### The request
Using the passage about the band Lovehoney, give the title of the band's most recent EP.

[START Excerpted passage]

The reality is that rock stars feel increasingly like relics, with their rightful heirs in all things excess and relevance firmly planted in hip-hop: Kendrick Lamar, Cardi B, Future, the Migos. That’s where the star power is, and rock has been woefully left behind.

Lovehoney wants to change all that. “What rock and roll needs is people who want to be rock stars,” says guitarist Tommy White, 34. “We go to bed thinking about playing the Garden and the people that we idolize felt the same way. We don’t want to play for a bar tab, we want to make this our careers.”

“We’re playing so we can quit our jobs,” bassist Matt Saleh, 31, agrees.

White and his bandmates don’t think that spirit has been around in New York since the Strokes, Yeah Yeah Yeahs, Interpol, and the rest were hellbent on rock stardom from their home bases on the Lower East Side and in Williamsburg. “I think that after the Strokes and all that, the scene plateaued here,” drummer Tom Gehlhaus, 33, said.

“It was the same scene that inspired me and Matt, and it fizzled out,” White continues. “A lot of pop garbage came out after it, but now, you know, people are saying, ‘Oh, we want to hear people with guitars and songs.’ So for us, we want rock ’n’ roll” — at least the kind they like to play — “to be known again.”

Lovehoney may be getting close. The band has released a series of EPs over the past 18 months of what White calls “heavy R&B.” Their most recent, a tight, three-track project named Feelin’ No Way, released last October, drips with heavy distortion, the fuzzy feedback like the White Stripes at their grimiest. Alysia Quinones bursts into the recording, a controlled vocal detonation in which you can hear her background in metal, soul, and hard rock bleeding together. The EP sinks somewhat in the middle with the claustrophobic, muddy “Come Over,” but thunders back on its closing track.

[END Excerpted passage]
[START Excerpted records]

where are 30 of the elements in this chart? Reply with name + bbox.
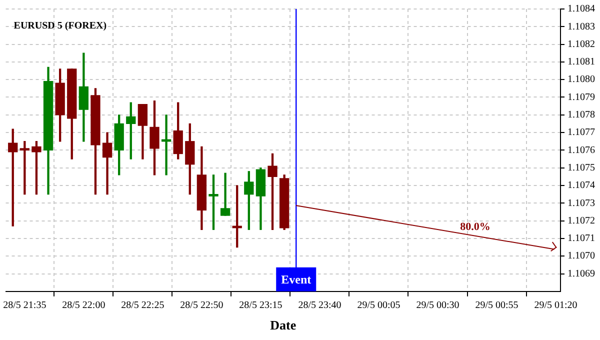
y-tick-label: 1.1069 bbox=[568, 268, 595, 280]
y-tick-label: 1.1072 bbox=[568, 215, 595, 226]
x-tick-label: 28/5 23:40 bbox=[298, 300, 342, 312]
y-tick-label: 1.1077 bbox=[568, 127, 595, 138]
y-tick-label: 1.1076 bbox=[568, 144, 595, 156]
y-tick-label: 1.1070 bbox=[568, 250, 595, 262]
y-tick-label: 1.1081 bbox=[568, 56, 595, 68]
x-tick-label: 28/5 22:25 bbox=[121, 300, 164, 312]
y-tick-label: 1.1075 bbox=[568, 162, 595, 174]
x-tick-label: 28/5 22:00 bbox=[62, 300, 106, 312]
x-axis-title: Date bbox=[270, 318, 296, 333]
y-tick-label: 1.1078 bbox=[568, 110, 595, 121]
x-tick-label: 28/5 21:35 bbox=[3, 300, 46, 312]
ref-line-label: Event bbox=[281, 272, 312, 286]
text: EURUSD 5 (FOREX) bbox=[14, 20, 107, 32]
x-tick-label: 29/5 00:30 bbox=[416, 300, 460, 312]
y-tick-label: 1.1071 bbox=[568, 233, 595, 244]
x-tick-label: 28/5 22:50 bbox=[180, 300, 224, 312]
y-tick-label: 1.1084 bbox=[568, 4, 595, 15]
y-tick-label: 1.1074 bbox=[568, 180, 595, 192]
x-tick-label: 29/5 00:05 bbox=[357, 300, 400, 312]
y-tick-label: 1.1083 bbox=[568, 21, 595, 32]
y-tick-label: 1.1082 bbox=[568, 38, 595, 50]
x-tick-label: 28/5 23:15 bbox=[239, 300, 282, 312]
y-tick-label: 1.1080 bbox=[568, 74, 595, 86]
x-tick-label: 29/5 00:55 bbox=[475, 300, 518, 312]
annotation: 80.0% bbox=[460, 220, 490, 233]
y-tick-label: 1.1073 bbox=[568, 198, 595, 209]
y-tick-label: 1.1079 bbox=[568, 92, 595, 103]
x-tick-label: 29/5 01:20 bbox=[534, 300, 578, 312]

[END Excerpted records]

### Answer to the problem
Feelin' No Way